Without the images, print all the entries below exactly as given.

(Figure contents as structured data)
-.-.-

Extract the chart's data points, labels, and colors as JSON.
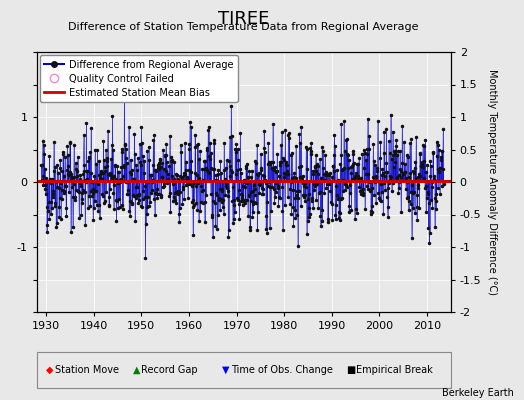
{
  "title": "TIREE",
  "subtitle": "Difference of Station Temperature Data from Regional Average",
  "ylabel": "Monthly Temperature Anomaly Difference (°C)",
  "xlabel_years": [
    1930,
    1940,
    1950,
    1960,
    1970,
    1980,
    1990,
    2000,
    2010
  ],
  "ylim": [
    -2,
    2
  ],
  "xlim": [
    1928,
    2015
  ],
  "mean_bias": 0.02,
  "background_color": "#e8e8e8",
  "plot_bg_color": "#e8e8e8",
  "line_color": "#0000cc",
  "dot_color": "#111111",
  "bias_color": "#cc0000",
  "watermark": "Berkeley Earth",
  "seed": 42,
  "yticks": [
    -2,
    -1.5,
    -1,
    -0.5,
    0,
    0.5,
    1,
    1.5,
    2
  ],
  "ytick_labels_left": [
    "",
    "",
    "-1",
    "",
    "0",
    "",
    "1",
    "",
    ""
  ],
  "ytick_labels_right": [
    "-2",
    "-1.5",
    "-1",
    "-0.5",
    "0",
    "0.5",
    "1",
    "1.5",
    "2"
  ]
}
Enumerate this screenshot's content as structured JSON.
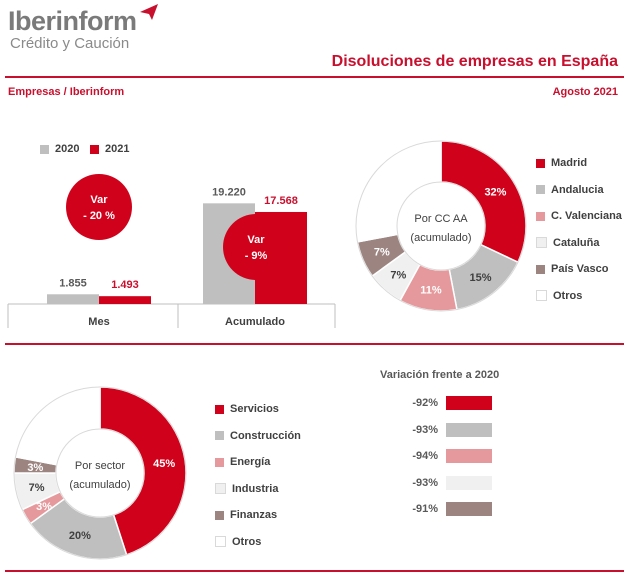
{
  "header": {
    "brand": "Iberinform",
    "brand_sub": "Crédito y Caución",
    "title": "Disoluciones de empresas en España",
    "source": "Empresas / Iberinform",
    "date": "Agosto 2021"
  },
  "colors": {
    "red": "#d0021b",
    "gray": "#bfbfbf",
    "pink": "#e6999c",
    "lightgray": "#f0f0f0",
    "brown": "#9c8480",
    "white": "#ffffff"
  },
  "chart_data": [
    {
      "type": "bar",
      "categories": [
        "Mes",
        "Acumulado"
      ],
      "series": [
        {
          "name": "2020",
          "values": [
            1855,
            19220
          ],
          "labels": [
            "1.855",
            "19.220"
          ],
          "color": "#bfbfbf"
        },
        {
          "name": "2021",
          "values": [
            1493,
            17568
          ],
          "labels": [
            "1.493",
            "17.568"
          ],
          "color": "#d0021b"
        }
      ],
      "annotations": [
        {
          "category": "Mes",
          "line1": "Var",
          "line2": "- 20 %"
        },
        {
          "category": "Acumulado",
          "line1": "Var",
          "line2": "- 9%"
        }
      ],
      "legend": "top"
    },
    {
      "type": "pie",
      "center_label": [
        "Por CC AA",
        "(acumulado)"
      ],
      "slices": [
        {
          "name": "Madrid",
          "value": 32,
          "label": "32%",
          "color": "#d0021b"
        },
        {
          "name": "Andalucia",
          "value": 15,
          "label": "15%",
          "color": "#bfbfbf"
        },
        {
          "name": "C. Valenciana",
          "value": 11,
          "label": "11%",
          "color": "#e6999c"
        },
        {
          "name": "Cataluña",
          "value": 7,
          "label": "7%",
          "color": "#f0f0f0"
        },
        {
          "name": "País Vasco",
          "value": 7,
          "label": "7%",
          "color": "#9c8480"
        },
        {
          "name": "Otros",
          "value": 28,
          "label": "",
          "color": "#ffffff"
        }
      ],
      "legend": "right"
    },
    {
      "type": "pie",
      "center_label": [
        "Por sector",
        "(acumulado)"
      ],
      "slices": [
        {
          "name": "Servicios",
          "value": 45,
          "label": "45%",
          "color": "#d0021b"
        },
        {
          "name": "Construcción",
          "value": 20,
          "label": "20%",
          "color": "#bfbfbf"
        },
        {
          "name": "Energía",
          "value": 3,
          "label": "3%",
          "color": "#e6999c"
        },
        {
          "name": "Industria",
          "value": 7,
          "label": "7%",
          "color": "#f0f0f0"
        },
        {
          "name": "Finanzas",
          "value": 3,
          "label": "3%",
          "color": "#9c8480"
        },
        {
          "name": "Otros",
          "value": 22,
          "label": "",
          "color": "#ffffff"
        }
      ],
      "legend": "right"
    },
    {
      "type": "table",
      "title": "Variación frente a 2020",
      "rows": [
        {
          "label": "-92%",
          "value": -92,
          "color": "#d0021b"
        },
        {
          "label": "-93%",
          "value": -93,
          "color": "#bfbfbf"
        },
        {
          "label": "-94%",
          "value": -94,
          "color": "#e6999c"
        },
        {
          "label": "-93%",
          "value": -93,
          "color": "#f0f0f0"
        },
        {
          "label": "-91%",
          "value": -91,
          "color": "#9c8480"
        }
      ]
    }
  ]
}
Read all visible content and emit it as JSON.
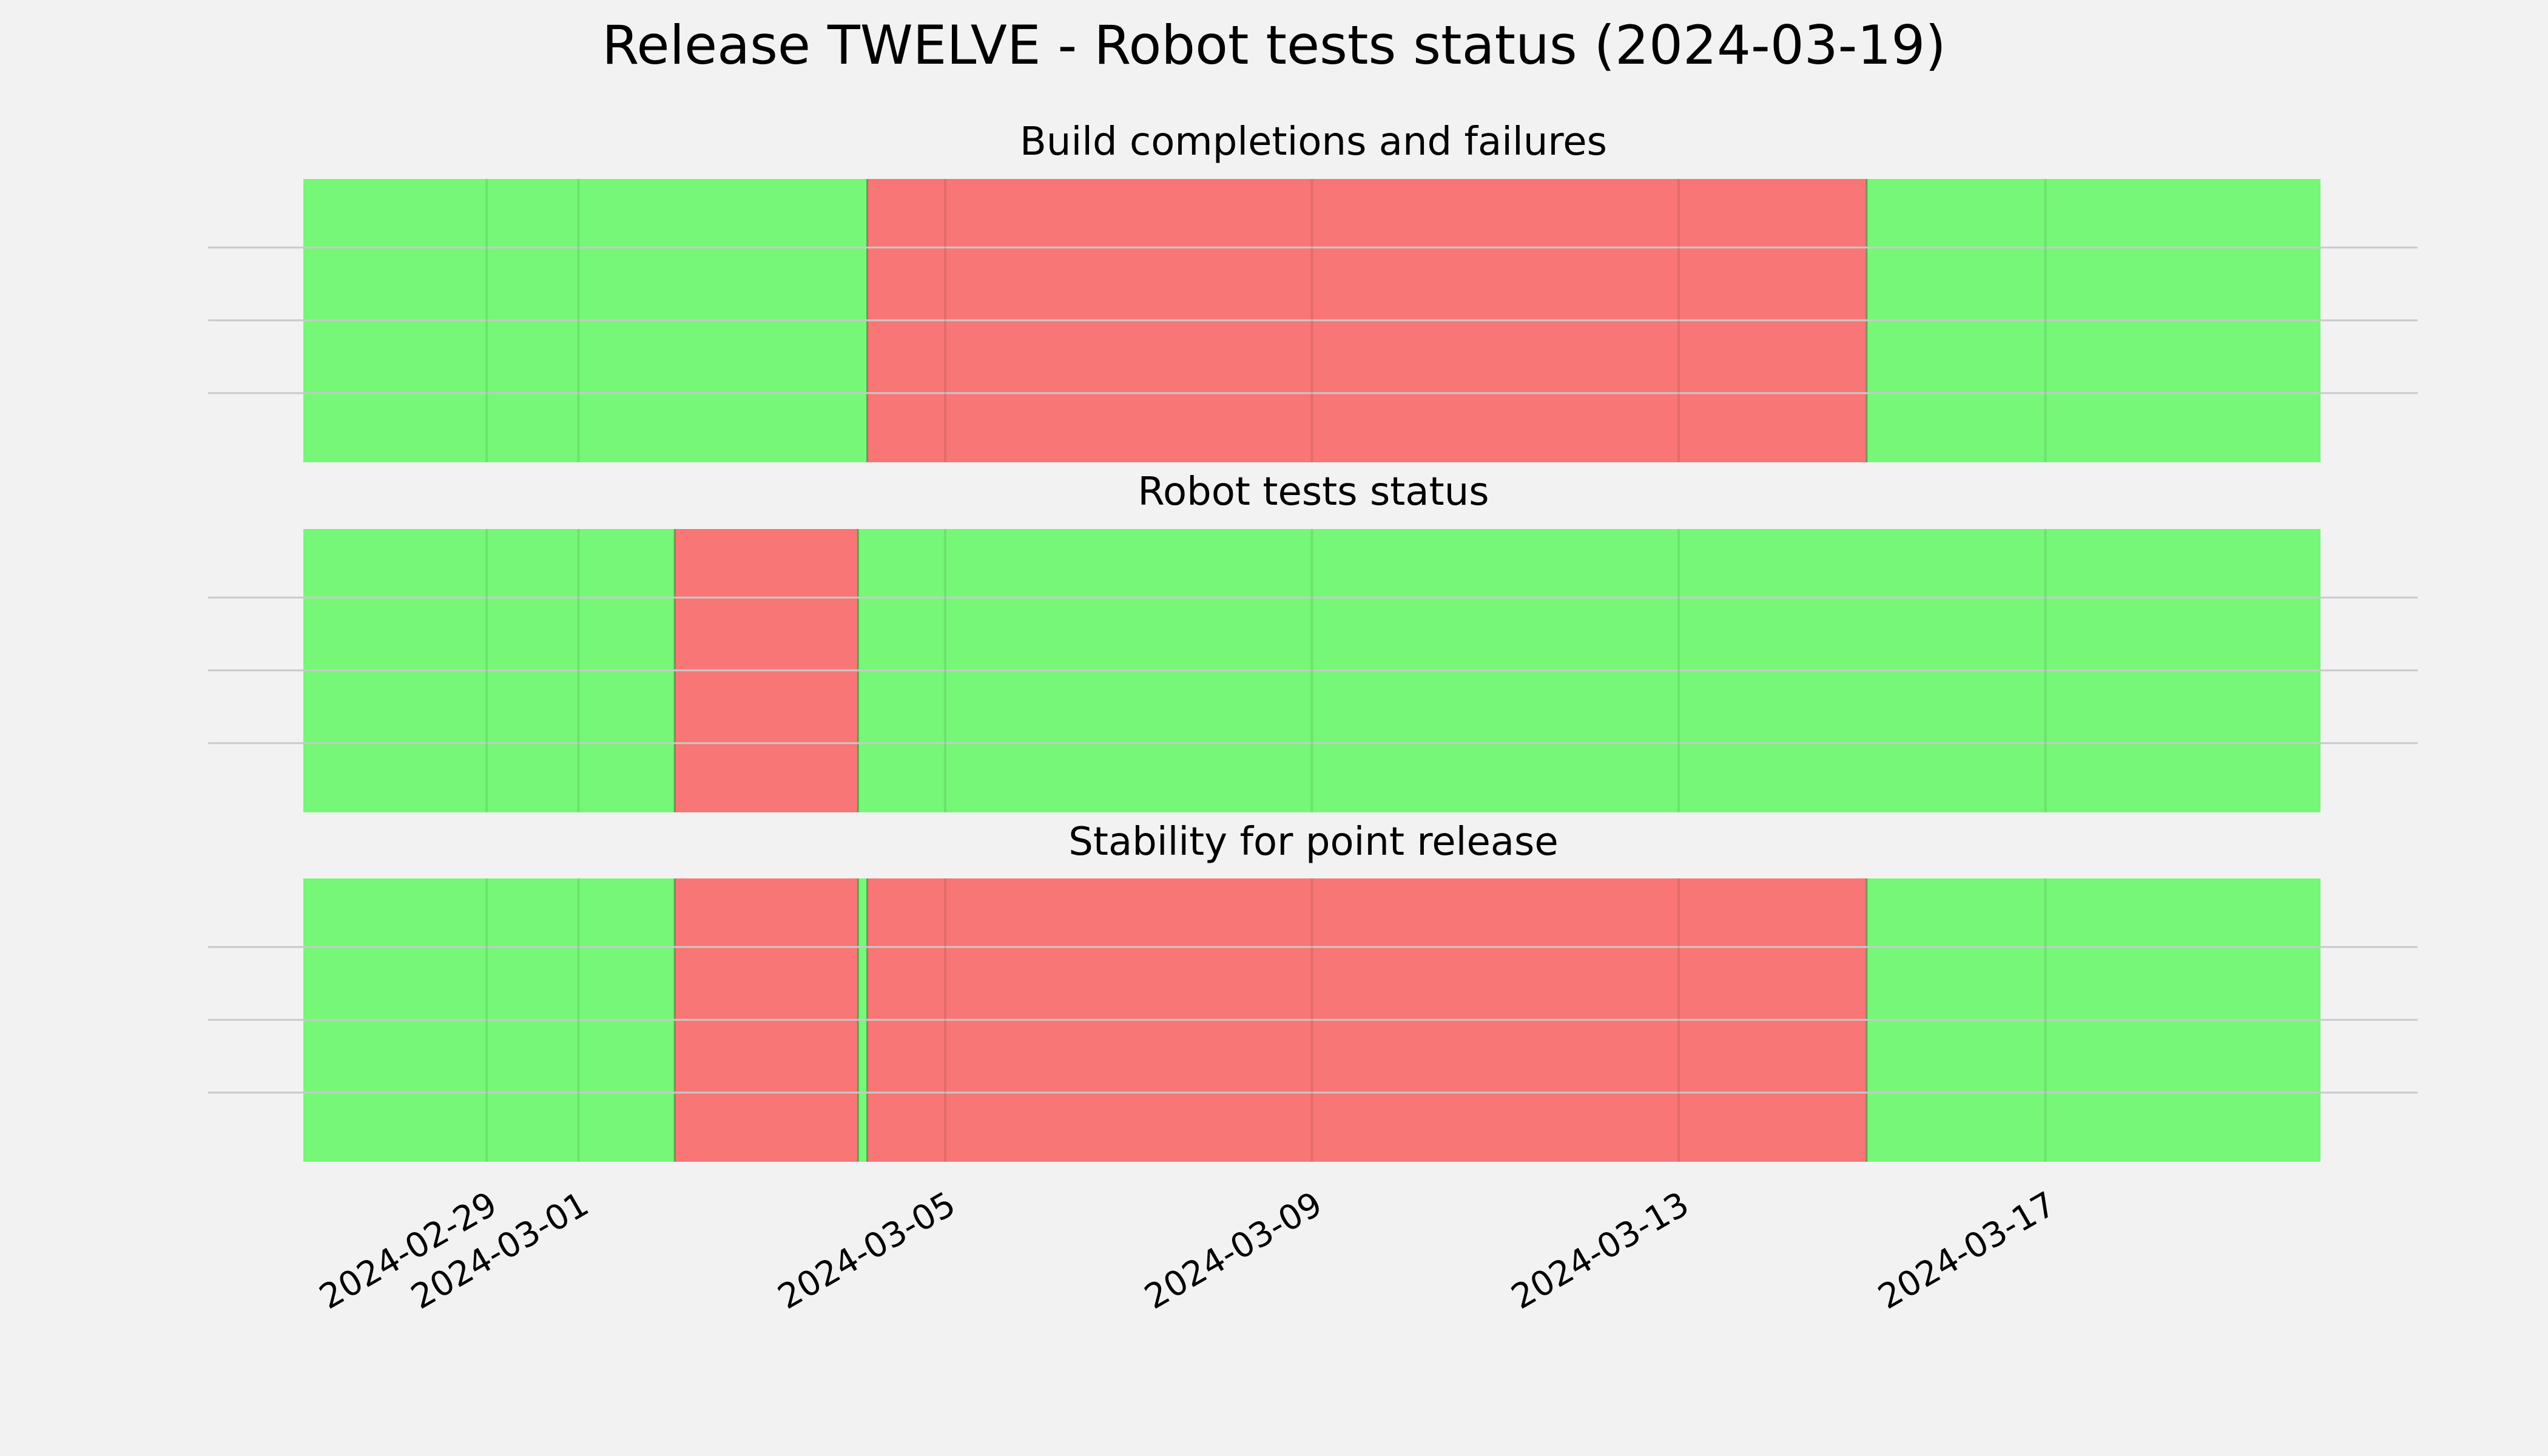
{
  "figure": {
    "title": "Release TWELVE - Robot tests status (2024-03-19)"
  },
  "colors": {
    "background": "#f2f2f2",
    "success": "#76f777",
    "failure": "#f87675",
    "grid": "#c9c9c9"
  },
  "chart_data": [
    {
      "type": "timeline",
      "title": "Build completions and failures",
      "xlim": [
        "2024-02-27",
        "2024-03-20"
      ],
      "xticks": [
        "2024-02-29",
        "2024-03-01",
        "2024-03-05",
        "2024-03-09",
        "2024-03-13",
        "2024-03-17"
      ],
      "grid": true,
      "segments": [
        {
          "start": "2024-02-27",
          "end": "2024-03-04.15",
          "status": "success"
        },
        {
          "start": "2024-03-04.15",
          "end": "2024-03-15.05",
          "status": "failure"
        },
        {
          "start": "2024-03-15.05",
          "end": "2024-03-20",
          "status": "success"
        }
      ]
    },
    {
      "type": "timeline",
      "title": "Robot tests status",
      "xlim": [
        "2024-02-27",
        "2024-03-20"
      ],
      "xticks": [
        "2024-02-29",
        "2024-03-01",
        "2024-03-05",
        "2024-03-09",
        "2024-03-13",
        "2024-03-17"
      ],
      "grid": true,
      "segments": [
        {
          "start": "2024-02-27",
          "end": "2024-03-02.05",
          "status": "success"
        },
        {
          "start": "2024-03-02.05",
          "end": "2024-03-04.05",
          "status": "failure"
        },
        {
          "start": "2024-03-04.05",
          "end": "2024-03-20",
          "status": "success"
        }
      ]
    },
    {
      "type": "timeline",
      "title": "Stability for point release",
      "xlim": [
        "2024-02-27",
        "2024-03-20"
      ],
      "xticks": [
        "2024-02-29",
        "2024-03-01",
        "2024-03-05",
        "2024-03-09",
        "2024-03-13",
        "2024-03-17"
      ],
      "grid": true,
      "segments": [
        {
          "start": "2024-02-27",
          "end": "2024-03-02.05",
          "status": "success"
        },
        {
          "start": "2024-03-02.05",
          "end": "2024-03-04.05",
          "status": "failure"
        },
        {
          "start": "2024-03-04.05",
          "end": "2024-03-04.15",
          "status": "success"
        },
        {
          "start": "2024-03-04.15",
          "end": "2024-03-15.05",
          "status": "failure"
        },
        {
          "start": "2024-03-15.05",
          "end": "2024-03-20",
          "status": "success"
        }
      ]
    }
  ]
}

-.-.-

**Output for this exercise**
Extract the chart's data points, labels, and colors as JSON.
{
  "title": "TIREE",
  "subtitle": "Difference of Station Temperature Data from Regional Average",
  "ylabel": "Monthly Temperature Anomaly Difference (°C)",
  "xlabel_years": [
    1930,
    1940,
    1950,
    1960,
    1970,
    1980,
    1990,
    2000,
    2010
  ],
  "ylim": [
    -2,
    2
  ],
  "xlim": [
    1928,
    2015
  ],
  "mean_bias": 0.02,
  "background_color": "#e8e8e8",
  "plot_bg_color": "#e8e8e8",
  "line_color": "#0000cc",
  "dot_color": "#111111",
  "bias_color": "#cc0000",
  "watermark": "Berkeley Earth",
  "seed": 42,
  "yticks": [
    -2,
    -1.5,
    -1,
    -0.5,
    0,
    0.5,
    1,
    1.5,
    2
  ],
  "ytick_labels_left": [
    "",
    "",
    "-1",
    "",
    "0",
    "",
    "1",
    "",
    ""
  ],
  "ytick_labels_right": [
    "-2",
    "-1.5",
    "-1",
    "-0.5",
    "0",
    "0.5",
    "1",
    "1.5",
    "2"
  ]
}
Enumerate this screenshot's content as structured JSON.
{
  "header": {
    "brand": "Iberinform",
    "brand_sub": "Crédito y Caución",
    "title": "Disoluciones de empresas en España",
    "source": "Empresas / Iberinform",
    "date": "Agosto 2021"
  },
  "colors": {
    "red": "#d0021b",
    "gray": "#bfbfbf",
    "pink": "#e6999c",
    "lightgray": "#f0f0f0",
    "brown": "#9c8480",
    "white": "#ffffff"
  },
  "chart_data": [
    {
      "type": "bar",
      "categories": [
        "Mes",
        "Acumulado"
      ],
      "series": [
        {
          "name": "2020",
          "values": [
            1855,
            19220
          ],
          "labels": [
            "1.855",
            "19.220"
          ],
          "color": "#bfbfbf"
        },
        {
          "name": "2021",
          "values": [
            1493,
            17568
          ],
          "labels": [
            "1.493",
            "17.568"
          ],
          "color": "#d0021b"
        }
      ],
      "annotations": [
        {
          "category": "Mes",
          "line1": "Var",
          "line2": "- 20 %"
        },
        {
          "category": "Acumulado",
          "line1": "Var",
          "line2": "- 9%"
        }
      ],
      "legend": "top"
    },
    {
      "type": "pie",
      "center_label": [
        "Por CC AA",
        "(acumulado)"
      ],
      "slices": [
        {
          "name": "Madrid",
          "value": 32,
          "label": "32%",
          "color": "#d0021b"
        },
        {
          "name": "Andalucia",
          "value": 15,
          "label": "15%",
          "color": "#bfbfbf"
        },
        {
          "name": "C. Valenciana",
          "value": 11,
          "label": "11%",
          "color": "#e6999c"
        },
        {
          "name": "Cataluña",
          "value": 7,
          "label": "7%",
          "color": "#f0f0f0"
        },
        {
          "name": "País Vasco",
          "value": 7,
          "label": "7%",
          "color": "#9c8480"
        },
        {
          "name": "Otros",
          "value": 28,
          "label": "",
          "color": "#ffffff"
        }
      ],
      "legend": "right"
    },
    {
      "type": "pie",
      "center_label": [
        "Por sector",
        "(acumulado)"
      ],
      "slices": [
        {
          "name": "Servicios",
          "value": 45,
          "label": "45%",
          "color": "#d0021b"
        },
        {
          "name": "Construcción",
          "value": 20,
          "label": "20%",
          "color": "#bfbfbf"
        },
        {
          "name": "Energía",
          "value": 3,
          "label": "3%",
          "color": "#e6999c"
        },
        {
          "name": "Industria",
          "value": 7,
          "label": "7%",
          "color": "#f0f0f0"
        },
        {
          "name": "Finanzas",
          "value": 3,
          "label": "3%",
          "color": "#9c8480"
        },
        {
          "name": "Otros",
          "value": 22,
          "label": "",
          "color": "#ffffff"
        }
      ],
      "legend": "right"
    },
    {
      "type": "table",
      "title": "Variación frente a 2020",
      "rows": [
        {
          "label": "-92%",
          "value": -92,
          "color": "#d0021b"
        },
        {
          "label": "-93%",
          "value": -93,
          "color": "#bfbfbf"
        },
        {
          "label": "-94%",
          "value": -94,
          "color": "#e6999c"
        },
        {
          "label": "-93%",
          "value": -93,
          "color": "#f0f0f0"
        },
        {
          "label": "-91%",
          "value": -91,
          "color": "#9c8480"
        }
      ]
    }
  ]
}
Read all visible content and emit it as JSON.
{
  "figure": {
    "title": "Release TWELVE - Robot tests status (2024-03-19)"
  },
  "colors": {
    "background": "#f2f2f2",
    "success": "#76f777",
    "failure": "#f87675",
    "grid": "#c9c9c9"
  },
  "chart_data": [
    {
      "type": "timeline",
      "title": "Build completions and failures",
      "xlim": [
        "2024-02-27",
        "2024-03-20"
      ],
      "xticks": [
        "2024-02-29",
        "2024-03-01",
        "2024-03-05",
        "2024-03-09",
        "2024-03-13",
        "2024-03-17"
      ],
      "grid": true,
      "segments": [
        {
          "start": "2024-02-27",
          "end": "2024-03-04.15",
          "status": "success"
        },
        {
          "start": "2024-03-04.15",
          "end": "2024-03-15.05",
          "status": "failure"
        },
        {
          "start": "2024-03-15.05",
          "end": "2024-03-20",
          "status": "success"
        }
      ]
    },
    {
      "type": "timeline",
      "title": "Robot tests status",
      "xlim": [
        "2024-02-27",
        "2024-03-20"
      ],
      "xticks": [
        "2024-02-29",
        "2024-03-01",
        "2024-03-05",
        "2024-03-09",
        "2024-03-13",
        "2024-03-17"
      ],
      "grid": true,
      "segments": [
        {
          "start": "2024-02-27",
          "end": "2024-03-02.05",
          "status": "success"
        },
        {
          "start": "2024-03-02.05",
          "end": "2024-03-04.05",
          "status": "failure"
        },
        {
          "start": "2024-03-04.05",
          "end": "2024-03-20",
          "status": "success"
        }
      ]
    },
    {
      "type": "timeline",
      "title": "Stability for point release",
      "xlim": [
        "2024-02-27",
        "2024-03-20"
      ],
      "xticks": [
        "2024-02-29",
        "2024-03-01",
        "2024-03-05",
        "2024-03-09",
        "2024-03-13",
        "2024-03-17"
      ],
      "grid": true,
      "segments": [
        {
          "start": "2024-02-27",
          "end": "2024-03-02.05",
          "status": "success"
        },
        {
          "start": "2024-03-02.05",
          "end": "2024-03-04.05",
          "status": "failure"
        },
        {
          "start": "2024-03-04.05",
          "end": "2024-03-04.15",
          "status": "success"
        },
        {
          "start": "2024-03-04.15",
          "end": "2024-03-15.05",
          "status": "failure"
        },
        {
          "start": "2024-03-15.05",
          "end": "2024-03-20",
          "status": "success"
        }
      ]
    }
  ]
}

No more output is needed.